#### [WRITTEN PROBLEM]
Return the items below word for word, starting at the first line and ending at the line that contains "- y-tick-label: 90S: [75, 555, 102, 572]", with that line included.

[Spatial layout data]
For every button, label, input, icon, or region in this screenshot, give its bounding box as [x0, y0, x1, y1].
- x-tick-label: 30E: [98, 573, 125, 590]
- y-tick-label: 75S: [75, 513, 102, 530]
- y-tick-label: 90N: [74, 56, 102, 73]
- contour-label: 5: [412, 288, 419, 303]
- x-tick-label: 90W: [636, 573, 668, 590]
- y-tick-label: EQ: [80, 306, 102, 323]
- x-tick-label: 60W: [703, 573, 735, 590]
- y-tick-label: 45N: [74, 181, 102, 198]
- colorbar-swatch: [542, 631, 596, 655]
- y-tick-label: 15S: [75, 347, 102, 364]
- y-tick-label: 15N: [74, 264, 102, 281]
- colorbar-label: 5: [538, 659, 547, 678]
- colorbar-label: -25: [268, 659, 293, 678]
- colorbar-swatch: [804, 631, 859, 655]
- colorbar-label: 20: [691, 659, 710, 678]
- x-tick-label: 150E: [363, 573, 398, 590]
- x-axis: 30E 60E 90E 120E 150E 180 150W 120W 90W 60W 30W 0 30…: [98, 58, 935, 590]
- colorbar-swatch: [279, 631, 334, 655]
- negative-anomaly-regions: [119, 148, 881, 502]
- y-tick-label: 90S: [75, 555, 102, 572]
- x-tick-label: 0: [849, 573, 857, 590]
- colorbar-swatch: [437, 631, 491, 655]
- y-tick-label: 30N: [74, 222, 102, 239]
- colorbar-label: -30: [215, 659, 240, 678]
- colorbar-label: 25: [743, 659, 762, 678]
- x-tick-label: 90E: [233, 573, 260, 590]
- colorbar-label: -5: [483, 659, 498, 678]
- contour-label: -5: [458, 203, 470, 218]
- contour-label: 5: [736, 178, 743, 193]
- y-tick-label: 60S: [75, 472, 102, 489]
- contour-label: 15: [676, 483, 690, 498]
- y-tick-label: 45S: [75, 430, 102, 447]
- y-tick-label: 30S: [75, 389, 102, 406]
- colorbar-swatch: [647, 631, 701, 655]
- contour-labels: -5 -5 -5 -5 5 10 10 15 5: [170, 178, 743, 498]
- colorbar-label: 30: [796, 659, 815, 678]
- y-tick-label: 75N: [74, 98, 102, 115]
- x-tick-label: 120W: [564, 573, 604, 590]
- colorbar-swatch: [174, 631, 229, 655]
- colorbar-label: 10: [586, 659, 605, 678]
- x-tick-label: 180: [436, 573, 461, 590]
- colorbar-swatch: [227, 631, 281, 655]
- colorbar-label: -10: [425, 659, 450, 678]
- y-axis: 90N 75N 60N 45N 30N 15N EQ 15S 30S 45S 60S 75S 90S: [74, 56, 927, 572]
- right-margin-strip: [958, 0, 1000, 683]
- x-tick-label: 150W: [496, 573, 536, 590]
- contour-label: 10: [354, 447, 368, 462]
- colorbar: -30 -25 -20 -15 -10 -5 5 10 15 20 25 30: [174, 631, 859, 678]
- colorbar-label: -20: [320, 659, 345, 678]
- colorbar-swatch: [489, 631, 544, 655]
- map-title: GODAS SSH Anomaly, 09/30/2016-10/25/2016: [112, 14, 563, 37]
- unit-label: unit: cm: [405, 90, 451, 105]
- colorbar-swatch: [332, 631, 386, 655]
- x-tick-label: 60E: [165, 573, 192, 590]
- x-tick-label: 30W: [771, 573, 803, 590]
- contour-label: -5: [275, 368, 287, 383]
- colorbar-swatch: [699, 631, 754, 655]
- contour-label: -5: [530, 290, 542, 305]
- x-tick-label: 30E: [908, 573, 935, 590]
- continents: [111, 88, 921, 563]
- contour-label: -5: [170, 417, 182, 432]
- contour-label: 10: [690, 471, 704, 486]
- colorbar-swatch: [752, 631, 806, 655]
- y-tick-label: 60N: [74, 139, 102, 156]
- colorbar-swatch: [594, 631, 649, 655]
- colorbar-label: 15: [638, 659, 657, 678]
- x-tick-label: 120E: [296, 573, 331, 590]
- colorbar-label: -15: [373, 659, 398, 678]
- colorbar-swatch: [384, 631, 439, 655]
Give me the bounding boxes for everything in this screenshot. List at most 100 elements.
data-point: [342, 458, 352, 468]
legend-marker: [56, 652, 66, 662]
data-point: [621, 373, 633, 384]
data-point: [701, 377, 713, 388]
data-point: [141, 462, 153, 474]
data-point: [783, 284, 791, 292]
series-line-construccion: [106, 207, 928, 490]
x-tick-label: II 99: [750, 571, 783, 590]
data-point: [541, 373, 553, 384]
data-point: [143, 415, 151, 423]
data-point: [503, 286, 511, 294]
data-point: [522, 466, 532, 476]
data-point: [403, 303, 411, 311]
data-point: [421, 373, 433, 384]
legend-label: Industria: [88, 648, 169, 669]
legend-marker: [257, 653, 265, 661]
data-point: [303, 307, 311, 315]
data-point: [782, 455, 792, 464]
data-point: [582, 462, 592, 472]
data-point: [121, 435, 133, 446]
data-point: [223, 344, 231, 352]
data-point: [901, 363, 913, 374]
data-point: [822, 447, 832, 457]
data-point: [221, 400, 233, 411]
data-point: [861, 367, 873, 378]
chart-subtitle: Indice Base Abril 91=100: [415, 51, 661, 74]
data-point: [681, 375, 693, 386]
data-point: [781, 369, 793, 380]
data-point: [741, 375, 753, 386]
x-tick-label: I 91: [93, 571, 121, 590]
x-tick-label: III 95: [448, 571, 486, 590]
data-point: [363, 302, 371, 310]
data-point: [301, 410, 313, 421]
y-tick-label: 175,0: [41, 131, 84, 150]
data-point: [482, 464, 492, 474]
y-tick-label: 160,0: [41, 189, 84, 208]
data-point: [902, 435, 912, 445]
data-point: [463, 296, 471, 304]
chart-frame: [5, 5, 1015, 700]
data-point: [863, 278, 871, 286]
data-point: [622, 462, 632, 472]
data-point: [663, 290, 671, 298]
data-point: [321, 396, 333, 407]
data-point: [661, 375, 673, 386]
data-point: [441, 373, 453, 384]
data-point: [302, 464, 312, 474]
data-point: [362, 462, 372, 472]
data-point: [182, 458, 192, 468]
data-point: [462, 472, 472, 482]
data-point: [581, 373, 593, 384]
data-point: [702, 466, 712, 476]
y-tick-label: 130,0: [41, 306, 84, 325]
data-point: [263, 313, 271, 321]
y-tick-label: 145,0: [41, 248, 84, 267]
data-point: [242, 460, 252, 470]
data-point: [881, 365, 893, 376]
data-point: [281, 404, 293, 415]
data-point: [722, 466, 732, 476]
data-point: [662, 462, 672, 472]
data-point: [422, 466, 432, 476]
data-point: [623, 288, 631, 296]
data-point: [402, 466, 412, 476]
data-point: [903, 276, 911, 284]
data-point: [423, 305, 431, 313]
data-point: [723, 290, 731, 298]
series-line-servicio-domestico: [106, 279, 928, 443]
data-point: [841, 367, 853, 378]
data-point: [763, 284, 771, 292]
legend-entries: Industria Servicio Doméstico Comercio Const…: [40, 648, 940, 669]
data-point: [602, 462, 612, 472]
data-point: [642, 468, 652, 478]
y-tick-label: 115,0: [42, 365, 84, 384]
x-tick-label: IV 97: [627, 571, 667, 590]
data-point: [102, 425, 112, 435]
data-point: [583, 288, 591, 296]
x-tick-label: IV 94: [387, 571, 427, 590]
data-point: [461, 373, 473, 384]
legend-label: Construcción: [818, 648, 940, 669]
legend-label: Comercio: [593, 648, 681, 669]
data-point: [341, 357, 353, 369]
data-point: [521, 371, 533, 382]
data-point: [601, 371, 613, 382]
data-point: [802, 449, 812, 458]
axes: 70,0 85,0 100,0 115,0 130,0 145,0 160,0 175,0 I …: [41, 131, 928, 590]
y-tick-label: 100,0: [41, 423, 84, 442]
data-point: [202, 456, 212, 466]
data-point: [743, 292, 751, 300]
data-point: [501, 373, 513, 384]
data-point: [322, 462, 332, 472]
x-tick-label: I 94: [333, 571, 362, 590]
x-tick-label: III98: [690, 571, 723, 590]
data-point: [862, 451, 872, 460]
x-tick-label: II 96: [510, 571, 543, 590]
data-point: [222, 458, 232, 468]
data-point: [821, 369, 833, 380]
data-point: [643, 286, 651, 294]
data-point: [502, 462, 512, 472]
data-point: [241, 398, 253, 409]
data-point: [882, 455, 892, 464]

#### [TASK ANSWER]
For every button, label, input, icon, or region in this screenshot, give its bounding box as [x0, y0, x1, y1].
- x-tick-label: 30E: [98, 573, 125, 590]
- y-tick-label: 75S: [75, 513, 102, 530]
- y-tick-label: 90N: [74, 56, 102, 73]
- contour-label: 5: [412, 288, 419, 303]
- x-tick-label: 90W: [636, 573, 668, 590]
- y-tick-label: EQ: [80, 306, 102, 323]
- x-tick-label: 60W: [703, 573, 735, 590]
- y-tick-label: 45N: [74, 181, 102, 198]
- colorbar-swatch: [542, 631, 596, 655]
- y-tick-label: 15S: [75, 347, 102, 364]
- y-tick-label: 15N: [74, 264, 102, 281]
- colorbar-label: 5: [538, 659, 547, 678]
- colorbar-label: -25: [268, 659, 293, 678]
- colorbar-swatch: [804, 631, 859, 655]
- colorbar-label: 20: [691, 659, 710, 678]
- x-tick-label: 150E: [363, 573, 398, 590]
- x-axis: 30E 60E 90E 120E 150E 180 150W 120W 90W 60W 30W 0 30…: [98, 58, 935, 590]
- colorbar-swatch: [279, 631, 334, 655]
- negative-anomaly-regions: [119, 148, 881, 502]
- y-tick-label: 90S: [75, 555, 102, 572]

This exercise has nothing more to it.